━━━ Source material ━━━
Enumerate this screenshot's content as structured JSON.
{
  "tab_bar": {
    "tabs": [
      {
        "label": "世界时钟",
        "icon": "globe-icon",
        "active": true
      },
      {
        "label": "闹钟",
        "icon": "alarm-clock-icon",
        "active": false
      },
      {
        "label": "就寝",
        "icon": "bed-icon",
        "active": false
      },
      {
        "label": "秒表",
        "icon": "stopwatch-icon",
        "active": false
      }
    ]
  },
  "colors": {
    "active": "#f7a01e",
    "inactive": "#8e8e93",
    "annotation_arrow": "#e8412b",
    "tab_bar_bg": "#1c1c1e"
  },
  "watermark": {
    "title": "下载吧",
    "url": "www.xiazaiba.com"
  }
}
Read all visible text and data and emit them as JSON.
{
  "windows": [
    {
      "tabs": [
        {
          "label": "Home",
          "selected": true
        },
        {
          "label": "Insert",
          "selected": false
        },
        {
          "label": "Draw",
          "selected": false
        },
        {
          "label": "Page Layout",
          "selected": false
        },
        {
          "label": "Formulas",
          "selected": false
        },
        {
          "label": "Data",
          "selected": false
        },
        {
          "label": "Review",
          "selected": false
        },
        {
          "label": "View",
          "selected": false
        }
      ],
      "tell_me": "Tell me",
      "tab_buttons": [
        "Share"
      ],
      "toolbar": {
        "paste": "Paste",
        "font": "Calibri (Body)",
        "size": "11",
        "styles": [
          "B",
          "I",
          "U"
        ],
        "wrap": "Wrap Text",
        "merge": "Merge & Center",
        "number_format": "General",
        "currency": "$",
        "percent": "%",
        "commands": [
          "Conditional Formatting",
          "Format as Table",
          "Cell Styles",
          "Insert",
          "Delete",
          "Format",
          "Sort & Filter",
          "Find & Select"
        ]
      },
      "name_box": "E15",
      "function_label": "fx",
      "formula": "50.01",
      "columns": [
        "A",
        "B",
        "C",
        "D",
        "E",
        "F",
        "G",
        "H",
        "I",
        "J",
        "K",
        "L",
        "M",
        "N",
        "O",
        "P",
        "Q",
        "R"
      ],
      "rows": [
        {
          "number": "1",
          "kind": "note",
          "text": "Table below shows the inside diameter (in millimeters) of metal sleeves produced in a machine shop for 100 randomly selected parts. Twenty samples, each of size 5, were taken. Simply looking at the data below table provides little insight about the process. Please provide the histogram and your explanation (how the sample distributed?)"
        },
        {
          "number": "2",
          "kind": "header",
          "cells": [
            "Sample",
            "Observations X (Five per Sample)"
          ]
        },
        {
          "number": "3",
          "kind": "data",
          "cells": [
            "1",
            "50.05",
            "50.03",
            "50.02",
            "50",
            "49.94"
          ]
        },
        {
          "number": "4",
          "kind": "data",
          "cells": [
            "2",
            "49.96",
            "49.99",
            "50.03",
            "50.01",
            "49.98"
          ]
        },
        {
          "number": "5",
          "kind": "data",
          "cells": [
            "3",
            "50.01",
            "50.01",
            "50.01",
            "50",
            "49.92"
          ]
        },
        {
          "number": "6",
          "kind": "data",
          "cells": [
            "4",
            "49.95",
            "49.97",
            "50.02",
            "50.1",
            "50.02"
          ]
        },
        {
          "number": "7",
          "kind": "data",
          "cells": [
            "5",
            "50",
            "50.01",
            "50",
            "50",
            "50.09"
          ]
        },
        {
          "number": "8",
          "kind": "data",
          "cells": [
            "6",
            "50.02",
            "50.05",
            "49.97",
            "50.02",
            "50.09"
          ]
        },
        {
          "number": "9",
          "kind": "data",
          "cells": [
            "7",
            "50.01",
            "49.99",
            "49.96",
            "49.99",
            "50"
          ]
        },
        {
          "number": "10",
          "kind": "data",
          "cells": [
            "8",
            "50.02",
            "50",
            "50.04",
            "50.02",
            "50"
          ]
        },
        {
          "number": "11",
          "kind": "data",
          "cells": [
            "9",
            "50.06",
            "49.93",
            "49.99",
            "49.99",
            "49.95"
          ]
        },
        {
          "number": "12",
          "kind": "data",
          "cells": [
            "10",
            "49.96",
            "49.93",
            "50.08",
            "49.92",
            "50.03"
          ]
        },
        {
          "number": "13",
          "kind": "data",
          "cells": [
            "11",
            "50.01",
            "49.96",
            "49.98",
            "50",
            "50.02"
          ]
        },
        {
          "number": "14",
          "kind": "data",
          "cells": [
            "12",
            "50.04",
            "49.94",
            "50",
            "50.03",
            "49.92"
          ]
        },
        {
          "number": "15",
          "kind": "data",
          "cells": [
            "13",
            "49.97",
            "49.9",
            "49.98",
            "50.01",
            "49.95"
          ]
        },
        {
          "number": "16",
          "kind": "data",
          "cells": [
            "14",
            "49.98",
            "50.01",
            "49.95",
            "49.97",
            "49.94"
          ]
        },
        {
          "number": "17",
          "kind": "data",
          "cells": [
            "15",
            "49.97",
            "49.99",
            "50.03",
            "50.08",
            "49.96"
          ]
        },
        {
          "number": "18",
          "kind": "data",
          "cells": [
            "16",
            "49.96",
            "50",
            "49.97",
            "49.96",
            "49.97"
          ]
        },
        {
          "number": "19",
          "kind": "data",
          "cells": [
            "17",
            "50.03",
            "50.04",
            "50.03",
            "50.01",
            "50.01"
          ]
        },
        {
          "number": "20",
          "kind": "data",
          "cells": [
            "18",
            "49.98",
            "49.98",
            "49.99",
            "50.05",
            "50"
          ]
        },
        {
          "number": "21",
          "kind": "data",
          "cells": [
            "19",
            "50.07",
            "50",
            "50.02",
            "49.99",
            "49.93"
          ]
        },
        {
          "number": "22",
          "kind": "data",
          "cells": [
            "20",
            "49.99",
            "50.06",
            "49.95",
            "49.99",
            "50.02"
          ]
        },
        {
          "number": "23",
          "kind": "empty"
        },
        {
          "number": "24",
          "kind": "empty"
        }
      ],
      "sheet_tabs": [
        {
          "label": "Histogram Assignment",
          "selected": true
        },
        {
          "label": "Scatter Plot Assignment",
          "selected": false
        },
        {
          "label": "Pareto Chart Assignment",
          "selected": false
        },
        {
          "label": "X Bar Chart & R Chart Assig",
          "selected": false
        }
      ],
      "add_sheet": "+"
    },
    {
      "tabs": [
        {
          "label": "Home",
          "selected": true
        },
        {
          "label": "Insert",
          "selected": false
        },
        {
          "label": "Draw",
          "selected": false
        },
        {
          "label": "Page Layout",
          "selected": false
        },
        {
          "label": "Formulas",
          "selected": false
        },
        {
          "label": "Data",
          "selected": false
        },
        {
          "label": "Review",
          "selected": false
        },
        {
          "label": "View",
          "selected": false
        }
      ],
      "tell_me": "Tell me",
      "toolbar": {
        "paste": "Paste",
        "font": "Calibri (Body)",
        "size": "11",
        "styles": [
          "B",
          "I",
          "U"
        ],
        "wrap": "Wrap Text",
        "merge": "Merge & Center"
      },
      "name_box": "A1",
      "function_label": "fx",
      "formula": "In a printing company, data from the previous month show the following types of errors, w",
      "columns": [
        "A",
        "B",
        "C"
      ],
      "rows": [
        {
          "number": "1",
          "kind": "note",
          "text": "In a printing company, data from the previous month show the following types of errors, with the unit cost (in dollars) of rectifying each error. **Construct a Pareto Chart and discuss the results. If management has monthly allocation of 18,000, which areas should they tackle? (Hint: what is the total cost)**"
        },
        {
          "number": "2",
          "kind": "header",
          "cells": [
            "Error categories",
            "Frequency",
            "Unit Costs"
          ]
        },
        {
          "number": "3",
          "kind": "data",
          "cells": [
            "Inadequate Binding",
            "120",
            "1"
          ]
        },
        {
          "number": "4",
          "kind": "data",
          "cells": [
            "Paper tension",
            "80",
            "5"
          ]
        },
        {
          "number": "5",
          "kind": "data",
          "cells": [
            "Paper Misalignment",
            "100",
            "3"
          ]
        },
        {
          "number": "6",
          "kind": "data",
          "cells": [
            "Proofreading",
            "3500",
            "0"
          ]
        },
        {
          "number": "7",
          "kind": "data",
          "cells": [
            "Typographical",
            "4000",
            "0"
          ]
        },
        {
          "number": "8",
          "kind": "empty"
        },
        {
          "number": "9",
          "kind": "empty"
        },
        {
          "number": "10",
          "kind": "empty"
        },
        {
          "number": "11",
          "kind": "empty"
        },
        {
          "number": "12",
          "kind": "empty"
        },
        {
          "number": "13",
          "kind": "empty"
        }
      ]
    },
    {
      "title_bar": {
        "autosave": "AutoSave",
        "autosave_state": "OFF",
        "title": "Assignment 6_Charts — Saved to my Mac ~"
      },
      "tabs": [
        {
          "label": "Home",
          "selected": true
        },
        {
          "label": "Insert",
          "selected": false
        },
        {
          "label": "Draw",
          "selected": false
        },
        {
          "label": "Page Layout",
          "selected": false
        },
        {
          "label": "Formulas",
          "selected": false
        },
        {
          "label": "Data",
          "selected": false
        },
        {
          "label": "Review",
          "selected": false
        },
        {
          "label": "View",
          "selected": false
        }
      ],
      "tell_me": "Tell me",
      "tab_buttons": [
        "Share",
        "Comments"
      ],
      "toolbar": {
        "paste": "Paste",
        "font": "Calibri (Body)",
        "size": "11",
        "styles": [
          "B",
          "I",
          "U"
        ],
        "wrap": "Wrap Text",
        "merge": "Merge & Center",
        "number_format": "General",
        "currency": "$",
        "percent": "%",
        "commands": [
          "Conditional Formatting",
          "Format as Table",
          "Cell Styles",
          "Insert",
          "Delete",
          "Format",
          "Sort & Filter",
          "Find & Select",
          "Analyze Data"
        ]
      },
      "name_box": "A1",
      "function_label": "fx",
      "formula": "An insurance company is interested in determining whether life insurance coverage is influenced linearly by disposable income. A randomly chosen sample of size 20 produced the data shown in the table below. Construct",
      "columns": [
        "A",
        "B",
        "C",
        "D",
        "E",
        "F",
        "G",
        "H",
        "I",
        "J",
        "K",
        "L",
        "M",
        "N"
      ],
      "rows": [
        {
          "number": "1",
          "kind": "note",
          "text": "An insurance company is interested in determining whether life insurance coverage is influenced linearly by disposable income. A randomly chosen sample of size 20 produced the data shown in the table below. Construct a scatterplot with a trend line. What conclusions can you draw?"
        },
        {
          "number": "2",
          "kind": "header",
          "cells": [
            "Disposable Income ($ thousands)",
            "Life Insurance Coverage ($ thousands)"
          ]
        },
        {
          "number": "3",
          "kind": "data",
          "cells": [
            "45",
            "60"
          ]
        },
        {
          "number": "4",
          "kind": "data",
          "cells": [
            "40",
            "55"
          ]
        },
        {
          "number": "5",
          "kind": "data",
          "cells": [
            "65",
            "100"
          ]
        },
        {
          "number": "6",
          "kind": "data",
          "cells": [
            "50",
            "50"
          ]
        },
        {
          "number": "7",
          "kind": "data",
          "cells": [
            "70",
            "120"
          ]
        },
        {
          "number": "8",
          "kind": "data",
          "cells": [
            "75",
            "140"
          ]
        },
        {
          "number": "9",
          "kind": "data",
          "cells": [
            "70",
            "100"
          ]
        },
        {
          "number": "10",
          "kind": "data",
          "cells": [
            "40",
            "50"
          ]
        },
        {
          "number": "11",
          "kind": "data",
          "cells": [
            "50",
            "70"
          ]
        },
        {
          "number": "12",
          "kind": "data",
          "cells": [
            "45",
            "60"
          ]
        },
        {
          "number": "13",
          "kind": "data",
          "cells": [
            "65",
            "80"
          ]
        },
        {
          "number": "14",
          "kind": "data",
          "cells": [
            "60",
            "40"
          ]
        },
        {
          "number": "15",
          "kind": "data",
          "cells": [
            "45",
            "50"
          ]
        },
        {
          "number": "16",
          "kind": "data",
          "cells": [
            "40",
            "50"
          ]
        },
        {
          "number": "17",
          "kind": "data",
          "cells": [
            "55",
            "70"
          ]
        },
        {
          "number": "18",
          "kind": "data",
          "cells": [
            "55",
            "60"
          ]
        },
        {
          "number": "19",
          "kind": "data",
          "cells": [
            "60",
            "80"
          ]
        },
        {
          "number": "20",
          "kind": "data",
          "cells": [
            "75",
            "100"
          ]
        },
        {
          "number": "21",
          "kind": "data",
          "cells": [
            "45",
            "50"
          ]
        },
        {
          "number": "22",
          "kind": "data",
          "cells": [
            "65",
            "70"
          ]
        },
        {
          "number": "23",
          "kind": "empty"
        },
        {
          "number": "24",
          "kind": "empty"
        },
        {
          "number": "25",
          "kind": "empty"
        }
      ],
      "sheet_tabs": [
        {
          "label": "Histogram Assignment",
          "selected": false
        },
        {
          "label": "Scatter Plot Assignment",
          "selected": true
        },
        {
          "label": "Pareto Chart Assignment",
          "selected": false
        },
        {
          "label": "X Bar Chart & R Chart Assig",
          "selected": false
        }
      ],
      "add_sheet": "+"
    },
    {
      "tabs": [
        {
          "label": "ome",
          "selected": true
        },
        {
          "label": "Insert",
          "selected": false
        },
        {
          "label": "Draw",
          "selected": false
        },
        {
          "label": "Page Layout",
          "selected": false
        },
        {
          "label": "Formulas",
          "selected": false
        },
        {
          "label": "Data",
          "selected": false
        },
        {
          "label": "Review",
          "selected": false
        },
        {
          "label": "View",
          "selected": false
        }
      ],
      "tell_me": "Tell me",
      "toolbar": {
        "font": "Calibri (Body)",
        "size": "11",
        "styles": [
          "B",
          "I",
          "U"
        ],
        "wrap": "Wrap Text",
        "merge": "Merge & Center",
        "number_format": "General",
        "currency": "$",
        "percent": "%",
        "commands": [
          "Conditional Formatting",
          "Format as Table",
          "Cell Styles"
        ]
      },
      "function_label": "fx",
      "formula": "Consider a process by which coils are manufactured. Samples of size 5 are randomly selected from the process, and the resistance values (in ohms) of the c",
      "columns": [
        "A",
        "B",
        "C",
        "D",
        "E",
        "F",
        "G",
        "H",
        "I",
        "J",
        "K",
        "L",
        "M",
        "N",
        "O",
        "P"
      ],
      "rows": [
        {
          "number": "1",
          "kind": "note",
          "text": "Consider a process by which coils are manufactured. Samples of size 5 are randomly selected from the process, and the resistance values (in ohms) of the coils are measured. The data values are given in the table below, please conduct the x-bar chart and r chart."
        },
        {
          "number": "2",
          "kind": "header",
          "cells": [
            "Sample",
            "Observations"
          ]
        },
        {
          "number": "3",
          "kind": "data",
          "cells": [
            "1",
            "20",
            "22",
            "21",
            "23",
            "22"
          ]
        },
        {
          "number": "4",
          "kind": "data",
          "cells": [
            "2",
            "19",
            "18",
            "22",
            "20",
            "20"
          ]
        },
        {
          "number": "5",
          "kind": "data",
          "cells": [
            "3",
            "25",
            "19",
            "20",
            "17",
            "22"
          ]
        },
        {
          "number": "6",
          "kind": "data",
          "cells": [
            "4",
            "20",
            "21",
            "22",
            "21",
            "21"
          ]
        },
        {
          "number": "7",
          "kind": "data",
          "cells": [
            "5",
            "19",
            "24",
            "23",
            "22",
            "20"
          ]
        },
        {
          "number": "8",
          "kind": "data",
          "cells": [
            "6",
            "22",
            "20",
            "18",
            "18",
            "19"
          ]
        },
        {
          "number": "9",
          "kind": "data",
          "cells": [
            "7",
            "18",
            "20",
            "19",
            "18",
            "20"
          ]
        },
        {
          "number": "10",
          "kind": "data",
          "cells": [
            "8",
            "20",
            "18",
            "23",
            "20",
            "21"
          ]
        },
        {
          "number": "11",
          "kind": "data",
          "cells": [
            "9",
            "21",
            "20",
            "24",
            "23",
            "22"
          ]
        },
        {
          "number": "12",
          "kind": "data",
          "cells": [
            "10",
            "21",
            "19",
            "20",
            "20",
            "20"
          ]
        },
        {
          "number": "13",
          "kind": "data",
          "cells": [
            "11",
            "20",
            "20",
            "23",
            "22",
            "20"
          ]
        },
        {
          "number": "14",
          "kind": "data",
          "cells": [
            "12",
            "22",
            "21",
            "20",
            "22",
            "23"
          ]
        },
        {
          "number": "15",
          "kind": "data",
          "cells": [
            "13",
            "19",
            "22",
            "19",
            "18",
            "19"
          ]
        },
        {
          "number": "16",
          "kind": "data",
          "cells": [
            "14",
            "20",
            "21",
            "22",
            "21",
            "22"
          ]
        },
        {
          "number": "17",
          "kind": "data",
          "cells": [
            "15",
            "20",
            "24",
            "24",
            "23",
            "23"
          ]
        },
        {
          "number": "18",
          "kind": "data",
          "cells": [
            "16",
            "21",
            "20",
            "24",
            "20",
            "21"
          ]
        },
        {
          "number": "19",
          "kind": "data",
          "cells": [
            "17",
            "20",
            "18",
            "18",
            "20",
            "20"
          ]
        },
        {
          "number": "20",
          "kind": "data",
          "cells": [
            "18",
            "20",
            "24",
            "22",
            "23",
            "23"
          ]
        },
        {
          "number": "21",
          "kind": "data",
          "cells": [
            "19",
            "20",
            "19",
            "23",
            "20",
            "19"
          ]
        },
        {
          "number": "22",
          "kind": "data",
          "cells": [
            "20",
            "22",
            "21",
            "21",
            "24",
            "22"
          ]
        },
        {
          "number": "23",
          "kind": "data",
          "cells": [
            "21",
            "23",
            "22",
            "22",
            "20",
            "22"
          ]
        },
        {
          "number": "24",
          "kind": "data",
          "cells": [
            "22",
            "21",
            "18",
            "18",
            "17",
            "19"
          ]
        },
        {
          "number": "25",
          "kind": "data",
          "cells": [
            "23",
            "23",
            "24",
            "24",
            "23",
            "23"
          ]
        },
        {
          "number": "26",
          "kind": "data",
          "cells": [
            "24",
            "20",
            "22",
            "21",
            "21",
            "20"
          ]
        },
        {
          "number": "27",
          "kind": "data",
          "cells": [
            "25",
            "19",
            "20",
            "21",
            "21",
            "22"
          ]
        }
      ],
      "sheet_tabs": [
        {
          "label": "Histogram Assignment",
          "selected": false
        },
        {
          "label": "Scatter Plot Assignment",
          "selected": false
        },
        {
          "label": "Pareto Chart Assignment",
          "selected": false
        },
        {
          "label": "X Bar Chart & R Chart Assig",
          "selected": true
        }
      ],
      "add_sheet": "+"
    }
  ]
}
━━━
*To do:*
Take every line from the data that contains the word "printing".

*Task response:*
      "formula": "In a printing company, data from the previous month show the following types of errors, w",
          "text": "In a printing company, data from the previous month show the following types of errors, with the unit cost (in dollars) of rectifying each error. **Construct a Pareto Chart and discuss the results. If management has monthly allocation of 18,000, which areas should they tackle? (Hint: what is the total cost)**"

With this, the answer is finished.